• [The input]
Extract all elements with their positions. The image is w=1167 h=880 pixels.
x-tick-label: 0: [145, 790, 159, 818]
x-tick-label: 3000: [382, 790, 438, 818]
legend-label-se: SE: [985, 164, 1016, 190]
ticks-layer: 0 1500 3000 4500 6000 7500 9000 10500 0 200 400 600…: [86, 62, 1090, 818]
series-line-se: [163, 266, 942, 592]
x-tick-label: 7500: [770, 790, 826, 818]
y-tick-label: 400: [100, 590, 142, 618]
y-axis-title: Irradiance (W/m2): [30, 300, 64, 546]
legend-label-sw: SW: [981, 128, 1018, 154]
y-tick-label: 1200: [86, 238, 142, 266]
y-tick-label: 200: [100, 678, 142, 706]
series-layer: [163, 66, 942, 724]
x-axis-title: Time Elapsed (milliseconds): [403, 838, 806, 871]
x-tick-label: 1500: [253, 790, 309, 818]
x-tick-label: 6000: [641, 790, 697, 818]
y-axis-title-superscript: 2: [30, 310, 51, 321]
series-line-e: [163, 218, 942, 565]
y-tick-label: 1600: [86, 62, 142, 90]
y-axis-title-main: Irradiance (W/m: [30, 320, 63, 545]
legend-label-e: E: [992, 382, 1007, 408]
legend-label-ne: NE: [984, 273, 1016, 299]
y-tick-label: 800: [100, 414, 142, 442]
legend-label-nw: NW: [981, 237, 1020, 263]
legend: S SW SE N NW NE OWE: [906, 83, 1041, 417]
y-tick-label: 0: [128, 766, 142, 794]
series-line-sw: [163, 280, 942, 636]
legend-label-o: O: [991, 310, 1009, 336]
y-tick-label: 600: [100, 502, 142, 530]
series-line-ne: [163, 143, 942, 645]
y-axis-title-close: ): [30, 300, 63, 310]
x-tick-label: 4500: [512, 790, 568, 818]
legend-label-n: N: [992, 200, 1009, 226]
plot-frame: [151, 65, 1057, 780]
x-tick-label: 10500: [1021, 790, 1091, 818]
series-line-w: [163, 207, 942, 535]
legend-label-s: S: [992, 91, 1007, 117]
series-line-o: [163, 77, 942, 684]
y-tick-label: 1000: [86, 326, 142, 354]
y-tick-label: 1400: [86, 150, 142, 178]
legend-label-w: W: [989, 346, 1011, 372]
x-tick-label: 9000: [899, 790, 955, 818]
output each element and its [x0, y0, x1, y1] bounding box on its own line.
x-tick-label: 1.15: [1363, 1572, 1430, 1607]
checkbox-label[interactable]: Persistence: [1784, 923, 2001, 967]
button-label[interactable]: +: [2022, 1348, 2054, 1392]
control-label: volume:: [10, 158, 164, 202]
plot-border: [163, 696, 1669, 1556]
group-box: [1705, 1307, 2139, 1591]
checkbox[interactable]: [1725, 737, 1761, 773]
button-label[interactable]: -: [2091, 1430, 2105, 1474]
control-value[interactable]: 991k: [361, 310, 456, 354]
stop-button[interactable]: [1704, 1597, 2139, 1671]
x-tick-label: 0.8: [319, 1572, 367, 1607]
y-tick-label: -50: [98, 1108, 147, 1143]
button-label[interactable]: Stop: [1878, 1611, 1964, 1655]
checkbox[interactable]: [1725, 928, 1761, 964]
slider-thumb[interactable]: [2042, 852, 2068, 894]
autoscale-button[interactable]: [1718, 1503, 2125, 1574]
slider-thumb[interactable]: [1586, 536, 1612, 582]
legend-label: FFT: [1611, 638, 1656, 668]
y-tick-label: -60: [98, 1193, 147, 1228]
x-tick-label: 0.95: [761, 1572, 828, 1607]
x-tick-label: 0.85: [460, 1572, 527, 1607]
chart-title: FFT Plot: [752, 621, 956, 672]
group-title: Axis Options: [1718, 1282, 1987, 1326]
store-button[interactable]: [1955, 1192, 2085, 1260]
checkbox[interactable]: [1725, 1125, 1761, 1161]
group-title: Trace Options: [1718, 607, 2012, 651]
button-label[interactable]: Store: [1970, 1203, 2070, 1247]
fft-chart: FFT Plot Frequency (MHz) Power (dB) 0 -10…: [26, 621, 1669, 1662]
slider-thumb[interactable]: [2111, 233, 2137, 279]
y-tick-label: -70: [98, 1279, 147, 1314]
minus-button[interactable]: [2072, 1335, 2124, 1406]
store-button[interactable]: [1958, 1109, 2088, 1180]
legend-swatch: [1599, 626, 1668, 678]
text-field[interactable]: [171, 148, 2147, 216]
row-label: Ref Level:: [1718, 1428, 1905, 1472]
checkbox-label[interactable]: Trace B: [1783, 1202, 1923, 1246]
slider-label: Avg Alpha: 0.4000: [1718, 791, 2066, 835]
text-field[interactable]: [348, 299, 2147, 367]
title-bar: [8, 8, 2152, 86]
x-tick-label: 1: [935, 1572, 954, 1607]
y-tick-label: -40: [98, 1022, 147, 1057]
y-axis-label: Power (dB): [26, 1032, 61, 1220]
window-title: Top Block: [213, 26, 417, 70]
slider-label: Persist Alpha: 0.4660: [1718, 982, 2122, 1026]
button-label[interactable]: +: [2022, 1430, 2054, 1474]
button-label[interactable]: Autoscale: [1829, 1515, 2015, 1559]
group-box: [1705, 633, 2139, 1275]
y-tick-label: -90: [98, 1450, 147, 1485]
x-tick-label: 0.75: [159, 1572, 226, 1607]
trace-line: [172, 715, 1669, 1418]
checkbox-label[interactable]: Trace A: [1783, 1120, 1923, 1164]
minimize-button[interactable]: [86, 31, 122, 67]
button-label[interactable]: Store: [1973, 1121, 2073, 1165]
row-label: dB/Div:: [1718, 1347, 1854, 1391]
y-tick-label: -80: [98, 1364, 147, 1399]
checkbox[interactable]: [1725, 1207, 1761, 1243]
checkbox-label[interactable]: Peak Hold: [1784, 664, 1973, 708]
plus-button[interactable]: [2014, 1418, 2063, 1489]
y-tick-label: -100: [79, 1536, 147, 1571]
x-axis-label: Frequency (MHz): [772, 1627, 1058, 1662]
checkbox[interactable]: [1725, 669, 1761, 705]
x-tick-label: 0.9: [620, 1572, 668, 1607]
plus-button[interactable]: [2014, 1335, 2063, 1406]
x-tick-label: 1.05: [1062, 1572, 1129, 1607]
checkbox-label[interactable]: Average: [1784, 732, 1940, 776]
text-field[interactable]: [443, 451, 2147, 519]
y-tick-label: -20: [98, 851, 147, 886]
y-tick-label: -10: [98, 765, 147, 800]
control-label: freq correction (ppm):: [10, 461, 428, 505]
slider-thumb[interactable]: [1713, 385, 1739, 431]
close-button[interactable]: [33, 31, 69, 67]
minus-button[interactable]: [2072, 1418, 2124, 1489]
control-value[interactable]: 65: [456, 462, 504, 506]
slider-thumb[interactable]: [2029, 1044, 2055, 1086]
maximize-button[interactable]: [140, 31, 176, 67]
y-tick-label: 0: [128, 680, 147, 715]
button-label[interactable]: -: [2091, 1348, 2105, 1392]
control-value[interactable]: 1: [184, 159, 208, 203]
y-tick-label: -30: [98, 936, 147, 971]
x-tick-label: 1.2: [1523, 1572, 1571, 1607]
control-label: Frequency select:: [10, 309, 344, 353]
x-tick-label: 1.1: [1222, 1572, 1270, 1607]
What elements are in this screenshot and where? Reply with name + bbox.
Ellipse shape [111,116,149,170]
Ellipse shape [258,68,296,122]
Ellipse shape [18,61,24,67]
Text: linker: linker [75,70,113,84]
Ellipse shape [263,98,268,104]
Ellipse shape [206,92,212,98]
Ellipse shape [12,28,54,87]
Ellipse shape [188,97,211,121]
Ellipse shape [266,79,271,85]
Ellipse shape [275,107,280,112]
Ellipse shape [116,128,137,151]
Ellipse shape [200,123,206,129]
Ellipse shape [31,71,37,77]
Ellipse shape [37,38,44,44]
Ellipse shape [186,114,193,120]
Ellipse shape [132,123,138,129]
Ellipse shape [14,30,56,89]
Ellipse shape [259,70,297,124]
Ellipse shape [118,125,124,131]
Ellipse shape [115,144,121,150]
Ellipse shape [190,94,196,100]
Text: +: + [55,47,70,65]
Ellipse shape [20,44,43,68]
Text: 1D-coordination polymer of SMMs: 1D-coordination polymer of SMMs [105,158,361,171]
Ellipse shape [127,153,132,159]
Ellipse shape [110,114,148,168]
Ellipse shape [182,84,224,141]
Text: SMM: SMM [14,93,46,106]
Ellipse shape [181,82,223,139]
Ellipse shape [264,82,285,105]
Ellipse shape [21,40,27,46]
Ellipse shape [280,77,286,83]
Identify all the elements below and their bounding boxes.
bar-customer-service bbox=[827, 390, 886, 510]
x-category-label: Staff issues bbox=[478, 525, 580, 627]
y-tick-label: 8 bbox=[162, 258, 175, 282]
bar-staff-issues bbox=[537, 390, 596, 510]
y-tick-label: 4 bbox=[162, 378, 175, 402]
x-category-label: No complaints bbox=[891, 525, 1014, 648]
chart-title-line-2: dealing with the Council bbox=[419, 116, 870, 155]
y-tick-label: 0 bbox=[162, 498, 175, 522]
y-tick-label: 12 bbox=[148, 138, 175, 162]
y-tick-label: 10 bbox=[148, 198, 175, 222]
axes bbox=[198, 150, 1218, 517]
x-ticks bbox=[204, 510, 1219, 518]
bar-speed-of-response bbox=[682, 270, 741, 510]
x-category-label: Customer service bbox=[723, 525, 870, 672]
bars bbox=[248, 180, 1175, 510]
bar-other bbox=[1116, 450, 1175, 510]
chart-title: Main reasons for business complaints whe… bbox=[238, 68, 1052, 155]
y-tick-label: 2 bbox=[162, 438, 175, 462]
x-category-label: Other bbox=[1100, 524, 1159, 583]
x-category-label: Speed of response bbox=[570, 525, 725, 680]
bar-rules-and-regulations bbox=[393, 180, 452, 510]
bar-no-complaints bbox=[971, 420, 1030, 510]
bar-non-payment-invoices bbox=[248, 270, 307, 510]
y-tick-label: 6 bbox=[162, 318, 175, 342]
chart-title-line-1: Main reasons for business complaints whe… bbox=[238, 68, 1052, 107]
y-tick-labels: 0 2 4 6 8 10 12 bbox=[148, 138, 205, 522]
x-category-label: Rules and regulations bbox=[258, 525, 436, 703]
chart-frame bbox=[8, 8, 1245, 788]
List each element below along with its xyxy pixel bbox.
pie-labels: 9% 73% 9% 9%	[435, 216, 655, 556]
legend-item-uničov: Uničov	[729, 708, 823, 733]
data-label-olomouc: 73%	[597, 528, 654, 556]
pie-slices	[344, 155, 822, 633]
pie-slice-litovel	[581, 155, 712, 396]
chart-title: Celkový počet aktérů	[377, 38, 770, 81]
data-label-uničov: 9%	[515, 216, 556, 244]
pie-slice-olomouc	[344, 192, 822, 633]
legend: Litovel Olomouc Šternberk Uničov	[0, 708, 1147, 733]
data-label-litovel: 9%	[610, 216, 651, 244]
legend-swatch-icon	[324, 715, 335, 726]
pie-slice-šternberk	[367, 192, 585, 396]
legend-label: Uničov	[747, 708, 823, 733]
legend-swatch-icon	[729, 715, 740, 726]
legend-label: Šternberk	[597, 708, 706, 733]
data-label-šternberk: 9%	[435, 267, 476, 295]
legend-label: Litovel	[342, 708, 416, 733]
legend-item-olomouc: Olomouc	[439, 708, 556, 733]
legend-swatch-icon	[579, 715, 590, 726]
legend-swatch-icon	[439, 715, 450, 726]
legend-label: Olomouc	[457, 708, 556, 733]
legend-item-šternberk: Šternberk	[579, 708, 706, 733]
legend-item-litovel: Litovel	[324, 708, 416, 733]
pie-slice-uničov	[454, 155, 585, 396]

• [Task objective] Can you reproduce, character for character, the lines from the very first one up to and including the line with "x-tick-label: 7500: [770, 790, 826, 818]"?

• [Answer to the exercise]
Extract all elements with their positions. The image is w=1167 h=880 pixels.
x-tick-label: 0: [145, 790, 159, 818]
x-tick-label: 3000: [382, 790, 438, 818]
legend-label-se: SE: [985, 164, 1016, 190]
ticks-layer: 0 1500 3000 4500 6000 7500 9000 10500 0 200 400 600…: [86, 62, 1090, 818]
series-line-se: [163, 266, 942, 592]
x-tick-label: 7500: [770, 790, 826, 818]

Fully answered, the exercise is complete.